RECORD SET ▸

[BEGIN]

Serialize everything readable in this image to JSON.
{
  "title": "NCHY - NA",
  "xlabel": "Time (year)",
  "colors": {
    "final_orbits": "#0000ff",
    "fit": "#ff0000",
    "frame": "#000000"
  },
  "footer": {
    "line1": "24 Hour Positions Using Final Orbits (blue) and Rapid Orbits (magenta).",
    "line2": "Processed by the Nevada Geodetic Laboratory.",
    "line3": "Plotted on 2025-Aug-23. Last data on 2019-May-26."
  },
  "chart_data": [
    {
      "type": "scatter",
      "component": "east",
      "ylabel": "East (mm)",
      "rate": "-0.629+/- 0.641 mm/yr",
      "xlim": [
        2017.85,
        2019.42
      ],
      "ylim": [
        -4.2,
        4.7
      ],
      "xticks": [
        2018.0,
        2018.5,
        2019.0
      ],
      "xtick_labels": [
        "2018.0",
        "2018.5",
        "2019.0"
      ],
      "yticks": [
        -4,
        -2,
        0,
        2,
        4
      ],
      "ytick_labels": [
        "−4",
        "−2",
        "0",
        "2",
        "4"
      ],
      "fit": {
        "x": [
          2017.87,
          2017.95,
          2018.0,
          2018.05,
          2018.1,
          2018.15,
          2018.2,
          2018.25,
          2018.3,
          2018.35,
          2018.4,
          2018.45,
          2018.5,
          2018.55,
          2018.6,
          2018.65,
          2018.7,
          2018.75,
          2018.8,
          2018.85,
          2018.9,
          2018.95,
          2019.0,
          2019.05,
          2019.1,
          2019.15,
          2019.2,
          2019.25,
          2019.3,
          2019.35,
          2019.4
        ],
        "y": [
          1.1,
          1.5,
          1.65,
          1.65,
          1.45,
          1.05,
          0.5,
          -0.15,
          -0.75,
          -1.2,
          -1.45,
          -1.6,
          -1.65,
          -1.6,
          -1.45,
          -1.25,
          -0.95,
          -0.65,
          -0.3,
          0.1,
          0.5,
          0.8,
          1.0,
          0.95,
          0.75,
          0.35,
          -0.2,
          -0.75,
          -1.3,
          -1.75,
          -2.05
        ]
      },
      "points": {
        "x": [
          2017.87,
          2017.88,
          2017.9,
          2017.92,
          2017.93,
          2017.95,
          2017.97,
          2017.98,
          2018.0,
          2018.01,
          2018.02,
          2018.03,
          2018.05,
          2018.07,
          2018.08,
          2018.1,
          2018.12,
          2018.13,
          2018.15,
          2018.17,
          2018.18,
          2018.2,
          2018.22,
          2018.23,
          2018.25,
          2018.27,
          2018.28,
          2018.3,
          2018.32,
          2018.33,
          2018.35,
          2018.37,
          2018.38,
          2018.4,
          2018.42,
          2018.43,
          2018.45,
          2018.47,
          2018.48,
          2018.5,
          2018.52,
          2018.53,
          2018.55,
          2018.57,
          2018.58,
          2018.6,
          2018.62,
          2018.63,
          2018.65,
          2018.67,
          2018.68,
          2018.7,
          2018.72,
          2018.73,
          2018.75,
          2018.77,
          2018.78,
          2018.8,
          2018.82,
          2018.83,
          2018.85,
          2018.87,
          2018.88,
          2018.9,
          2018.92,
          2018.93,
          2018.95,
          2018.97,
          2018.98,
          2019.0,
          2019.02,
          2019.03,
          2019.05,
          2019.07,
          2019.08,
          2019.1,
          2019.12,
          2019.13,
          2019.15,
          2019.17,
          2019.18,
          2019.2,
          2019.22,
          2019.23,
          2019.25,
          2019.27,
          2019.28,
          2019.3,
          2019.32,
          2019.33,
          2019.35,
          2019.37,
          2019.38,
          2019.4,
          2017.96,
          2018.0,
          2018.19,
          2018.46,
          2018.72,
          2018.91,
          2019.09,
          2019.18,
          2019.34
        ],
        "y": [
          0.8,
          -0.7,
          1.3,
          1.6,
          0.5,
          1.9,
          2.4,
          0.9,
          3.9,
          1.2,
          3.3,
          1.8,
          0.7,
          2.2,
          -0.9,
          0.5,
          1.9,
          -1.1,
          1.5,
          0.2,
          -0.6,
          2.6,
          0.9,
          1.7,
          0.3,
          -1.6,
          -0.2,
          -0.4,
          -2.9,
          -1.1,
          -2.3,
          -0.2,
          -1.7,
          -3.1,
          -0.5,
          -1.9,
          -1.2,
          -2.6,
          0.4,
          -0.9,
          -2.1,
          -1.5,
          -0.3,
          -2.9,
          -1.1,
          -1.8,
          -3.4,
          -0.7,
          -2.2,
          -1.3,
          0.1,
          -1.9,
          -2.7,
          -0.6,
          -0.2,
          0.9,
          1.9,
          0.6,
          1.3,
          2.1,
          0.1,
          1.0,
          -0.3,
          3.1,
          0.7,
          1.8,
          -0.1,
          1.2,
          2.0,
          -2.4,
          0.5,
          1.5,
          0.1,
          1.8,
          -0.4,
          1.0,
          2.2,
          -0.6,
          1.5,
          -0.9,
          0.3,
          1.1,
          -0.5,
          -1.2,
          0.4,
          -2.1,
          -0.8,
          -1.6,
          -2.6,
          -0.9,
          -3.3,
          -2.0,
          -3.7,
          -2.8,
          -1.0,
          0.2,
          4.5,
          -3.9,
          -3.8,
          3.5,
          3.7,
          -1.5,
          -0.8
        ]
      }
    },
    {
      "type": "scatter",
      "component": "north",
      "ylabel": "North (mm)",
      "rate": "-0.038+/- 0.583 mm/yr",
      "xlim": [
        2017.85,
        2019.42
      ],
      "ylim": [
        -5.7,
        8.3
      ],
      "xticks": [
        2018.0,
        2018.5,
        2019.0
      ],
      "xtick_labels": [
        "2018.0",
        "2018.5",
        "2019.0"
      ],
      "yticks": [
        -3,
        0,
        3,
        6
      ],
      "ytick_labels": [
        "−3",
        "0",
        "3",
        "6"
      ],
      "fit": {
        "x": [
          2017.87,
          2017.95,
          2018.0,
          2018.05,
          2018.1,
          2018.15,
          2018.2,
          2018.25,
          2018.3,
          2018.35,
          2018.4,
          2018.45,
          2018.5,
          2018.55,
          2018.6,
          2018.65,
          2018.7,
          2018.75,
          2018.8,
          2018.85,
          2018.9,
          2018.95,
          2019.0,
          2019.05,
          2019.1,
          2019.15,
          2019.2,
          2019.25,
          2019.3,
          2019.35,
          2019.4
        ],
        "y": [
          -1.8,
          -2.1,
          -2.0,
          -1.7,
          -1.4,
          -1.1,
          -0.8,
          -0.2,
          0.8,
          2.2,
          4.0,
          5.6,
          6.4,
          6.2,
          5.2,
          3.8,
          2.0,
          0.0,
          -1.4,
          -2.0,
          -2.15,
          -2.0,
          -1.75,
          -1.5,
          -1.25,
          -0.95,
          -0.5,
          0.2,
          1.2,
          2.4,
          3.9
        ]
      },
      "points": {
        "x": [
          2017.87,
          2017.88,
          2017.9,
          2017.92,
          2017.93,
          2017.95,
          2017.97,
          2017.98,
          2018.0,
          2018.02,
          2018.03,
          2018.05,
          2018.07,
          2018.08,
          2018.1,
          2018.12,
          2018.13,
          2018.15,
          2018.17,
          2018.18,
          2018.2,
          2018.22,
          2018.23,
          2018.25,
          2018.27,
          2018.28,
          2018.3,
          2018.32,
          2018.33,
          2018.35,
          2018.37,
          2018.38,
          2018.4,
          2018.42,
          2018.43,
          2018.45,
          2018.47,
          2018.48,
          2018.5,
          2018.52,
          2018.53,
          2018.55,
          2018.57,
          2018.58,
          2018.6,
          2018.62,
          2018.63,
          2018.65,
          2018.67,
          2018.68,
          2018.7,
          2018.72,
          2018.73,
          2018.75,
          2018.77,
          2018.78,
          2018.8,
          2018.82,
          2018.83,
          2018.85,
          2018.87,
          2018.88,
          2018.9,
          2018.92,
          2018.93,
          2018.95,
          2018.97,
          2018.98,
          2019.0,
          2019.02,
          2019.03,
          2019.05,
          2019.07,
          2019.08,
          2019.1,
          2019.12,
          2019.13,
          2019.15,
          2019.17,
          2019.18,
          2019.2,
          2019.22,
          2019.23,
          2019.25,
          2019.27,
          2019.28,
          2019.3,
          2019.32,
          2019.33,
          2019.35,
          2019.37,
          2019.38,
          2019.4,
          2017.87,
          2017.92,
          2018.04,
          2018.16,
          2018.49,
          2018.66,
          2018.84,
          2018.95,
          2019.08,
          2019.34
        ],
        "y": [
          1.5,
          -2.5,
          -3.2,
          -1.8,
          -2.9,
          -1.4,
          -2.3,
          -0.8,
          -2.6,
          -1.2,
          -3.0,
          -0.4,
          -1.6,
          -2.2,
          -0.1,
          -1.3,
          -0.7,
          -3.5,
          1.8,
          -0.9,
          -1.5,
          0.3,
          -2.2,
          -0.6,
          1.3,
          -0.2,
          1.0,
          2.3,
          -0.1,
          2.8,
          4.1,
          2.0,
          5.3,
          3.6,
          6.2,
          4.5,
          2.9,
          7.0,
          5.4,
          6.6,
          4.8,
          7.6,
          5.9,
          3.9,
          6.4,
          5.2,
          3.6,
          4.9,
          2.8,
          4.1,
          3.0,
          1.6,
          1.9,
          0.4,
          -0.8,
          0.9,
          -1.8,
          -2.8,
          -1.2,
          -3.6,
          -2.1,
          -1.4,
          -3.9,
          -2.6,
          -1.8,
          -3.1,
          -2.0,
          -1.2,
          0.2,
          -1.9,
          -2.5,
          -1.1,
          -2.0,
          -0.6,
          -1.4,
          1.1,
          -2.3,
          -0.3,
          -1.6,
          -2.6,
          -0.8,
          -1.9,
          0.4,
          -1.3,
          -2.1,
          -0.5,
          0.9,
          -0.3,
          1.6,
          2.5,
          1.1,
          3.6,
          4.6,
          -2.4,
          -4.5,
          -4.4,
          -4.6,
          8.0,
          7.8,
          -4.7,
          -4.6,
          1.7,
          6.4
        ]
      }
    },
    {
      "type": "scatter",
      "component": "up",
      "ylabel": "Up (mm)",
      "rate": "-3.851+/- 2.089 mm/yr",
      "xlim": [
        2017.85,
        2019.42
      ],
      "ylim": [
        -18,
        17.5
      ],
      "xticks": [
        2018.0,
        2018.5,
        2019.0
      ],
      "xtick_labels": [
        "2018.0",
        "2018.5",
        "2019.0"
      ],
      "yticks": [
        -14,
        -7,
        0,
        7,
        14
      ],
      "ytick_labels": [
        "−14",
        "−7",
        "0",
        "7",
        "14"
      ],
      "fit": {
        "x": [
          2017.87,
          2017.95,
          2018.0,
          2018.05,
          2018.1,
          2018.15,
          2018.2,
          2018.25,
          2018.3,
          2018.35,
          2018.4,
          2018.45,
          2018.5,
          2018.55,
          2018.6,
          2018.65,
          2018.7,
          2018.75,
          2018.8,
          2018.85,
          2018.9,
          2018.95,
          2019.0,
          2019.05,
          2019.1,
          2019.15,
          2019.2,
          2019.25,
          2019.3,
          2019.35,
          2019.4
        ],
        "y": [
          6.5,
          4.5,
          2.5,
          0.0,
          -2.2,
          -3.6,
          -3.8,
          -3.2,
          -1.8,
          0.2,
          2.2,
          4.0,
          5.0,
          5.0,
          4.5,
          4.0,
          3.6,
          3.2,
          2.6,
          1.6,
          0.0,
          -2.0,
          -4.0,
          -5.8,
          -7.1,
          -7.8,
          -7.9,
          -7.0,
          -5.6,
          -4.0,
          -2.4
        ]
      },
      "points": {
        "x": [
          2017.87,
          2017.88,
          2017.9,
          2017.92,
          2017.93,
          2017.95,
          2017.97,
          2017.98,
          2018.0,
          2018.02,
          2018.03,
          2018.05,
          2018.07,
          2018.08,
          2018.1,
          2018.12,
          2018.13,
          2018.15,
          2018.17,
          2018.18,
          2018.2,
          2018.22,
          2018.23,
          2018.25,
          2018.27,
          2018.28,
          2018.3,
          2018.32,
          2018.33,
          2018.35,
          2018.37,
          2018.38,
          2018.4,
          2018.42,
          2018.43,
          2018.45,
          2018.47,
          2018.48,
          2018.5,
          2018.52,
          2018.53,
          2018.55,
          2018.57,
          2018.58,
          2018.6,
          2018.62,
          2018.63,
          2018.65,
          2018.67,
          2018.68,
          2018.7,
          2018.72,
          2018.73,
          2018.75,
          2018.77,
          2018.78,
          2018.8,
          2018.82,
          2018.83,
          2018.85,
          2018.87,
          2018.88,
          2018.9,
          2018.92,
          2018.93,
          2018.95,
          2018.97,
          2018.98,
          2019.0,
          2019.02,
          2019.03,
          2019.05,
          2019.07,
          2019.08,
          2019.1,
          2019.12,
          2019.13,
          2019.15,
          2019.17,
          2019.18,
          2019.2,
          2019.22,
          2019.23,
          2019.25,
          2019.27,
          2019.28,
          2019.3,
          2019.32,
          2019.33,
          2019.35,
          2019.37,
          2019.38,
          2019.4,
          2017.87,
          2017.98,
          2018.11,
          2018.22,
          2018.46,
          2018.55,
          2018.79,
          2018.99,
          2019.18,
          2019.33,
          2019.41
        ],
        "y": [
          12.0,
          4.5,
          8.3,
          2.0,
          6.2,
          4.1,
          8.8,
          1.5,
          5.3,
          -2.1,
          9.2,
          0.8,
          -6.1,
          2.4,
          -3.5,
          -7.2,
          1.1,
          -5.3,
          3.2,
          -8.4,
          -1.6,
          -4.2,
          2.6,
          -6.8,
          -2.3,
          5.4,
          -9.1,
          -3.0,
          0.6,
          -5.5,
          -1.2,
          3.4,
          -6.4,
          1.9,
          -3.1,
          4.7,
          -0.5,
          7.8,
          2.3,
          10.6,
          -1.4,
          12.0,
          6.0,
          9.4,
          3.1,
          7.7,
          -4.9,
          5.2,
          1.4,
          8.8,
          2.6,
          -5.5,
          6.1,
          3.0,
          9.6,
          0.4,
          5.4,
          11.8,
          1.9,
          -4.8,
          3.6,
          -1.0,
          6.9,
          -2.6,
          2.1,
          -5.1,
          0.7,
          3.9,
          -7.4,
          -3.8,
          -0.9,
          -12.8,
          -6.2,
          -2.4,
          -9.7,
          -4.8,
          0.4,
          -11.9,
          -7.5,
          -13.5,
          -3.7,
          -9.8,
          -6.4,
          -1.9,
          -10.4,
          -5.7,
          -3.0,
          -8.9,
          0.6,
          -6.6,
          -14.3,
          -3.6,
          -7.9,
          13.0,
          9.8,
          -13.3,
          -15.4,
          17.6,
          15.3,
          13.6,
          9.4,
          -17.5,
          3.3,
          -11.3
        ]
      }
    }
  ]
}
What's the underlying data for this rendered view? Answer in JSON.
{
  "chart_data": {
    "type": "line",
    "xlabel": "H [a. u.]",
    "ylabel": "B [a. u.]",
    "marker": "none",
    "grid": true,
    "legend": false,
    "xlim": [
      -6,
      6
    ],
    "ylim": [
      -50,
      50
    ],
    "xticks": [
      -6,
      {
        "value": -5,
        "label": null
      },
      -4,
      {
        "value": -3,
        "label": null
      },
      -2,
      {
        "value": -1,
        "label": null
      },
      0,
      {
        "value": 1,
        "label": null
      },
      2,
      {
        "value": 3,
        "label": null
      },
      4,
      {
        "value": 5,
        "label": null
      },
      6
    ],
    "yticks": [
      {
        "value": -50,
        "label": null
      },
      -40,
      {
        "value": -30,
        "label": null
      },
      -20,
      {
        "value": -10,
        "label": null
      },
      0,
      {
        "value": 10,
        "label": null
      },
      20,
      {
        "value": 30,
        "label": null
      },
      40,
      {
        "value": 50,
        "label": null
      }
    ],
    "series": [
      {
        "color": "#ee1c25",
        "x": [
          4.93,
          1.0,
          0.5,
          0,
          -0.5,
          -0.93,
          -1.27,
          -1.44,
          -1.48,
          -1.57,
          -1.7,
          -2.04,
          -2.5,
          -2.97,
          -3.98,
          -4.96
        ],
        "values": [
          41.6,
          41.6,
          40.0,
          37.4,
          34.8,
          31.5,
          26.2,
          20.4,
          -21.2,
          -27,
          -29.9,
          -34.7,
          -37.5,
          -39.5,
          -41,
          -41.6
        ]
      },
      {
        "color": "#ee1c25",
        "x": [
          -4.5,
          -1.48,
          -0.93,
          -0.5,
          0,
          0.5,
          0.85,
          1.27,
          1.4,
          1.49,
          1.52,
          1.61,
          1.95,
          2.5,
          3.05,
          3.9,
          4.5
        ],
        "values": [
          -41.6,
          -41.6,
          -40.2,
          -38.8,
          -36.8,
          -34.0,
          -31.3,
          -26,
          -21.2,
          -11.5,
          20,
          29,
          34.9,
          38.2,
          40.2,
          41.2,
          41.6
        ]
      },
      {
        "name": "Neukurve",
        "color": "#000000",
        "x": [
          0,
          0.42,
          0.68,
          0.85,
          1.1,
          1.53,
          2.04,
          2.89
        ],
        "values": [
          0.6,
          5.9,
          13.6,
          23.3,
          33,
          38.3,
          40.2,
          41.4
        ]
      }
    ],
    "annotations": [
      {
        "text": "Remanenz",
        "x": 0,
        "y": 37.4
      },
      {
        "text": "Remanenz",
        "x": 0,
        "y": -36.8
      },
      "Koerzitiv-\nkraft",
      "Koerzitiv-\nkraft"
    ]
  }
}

[END]

PROBLEM TO WORK ON ▸ From the records above, pick out and copy each line holding the word "nkraft".

FINAL RESULT ▸
      "Koerzitiv-\nkraft",
      "Koerzitiv-\nkraft"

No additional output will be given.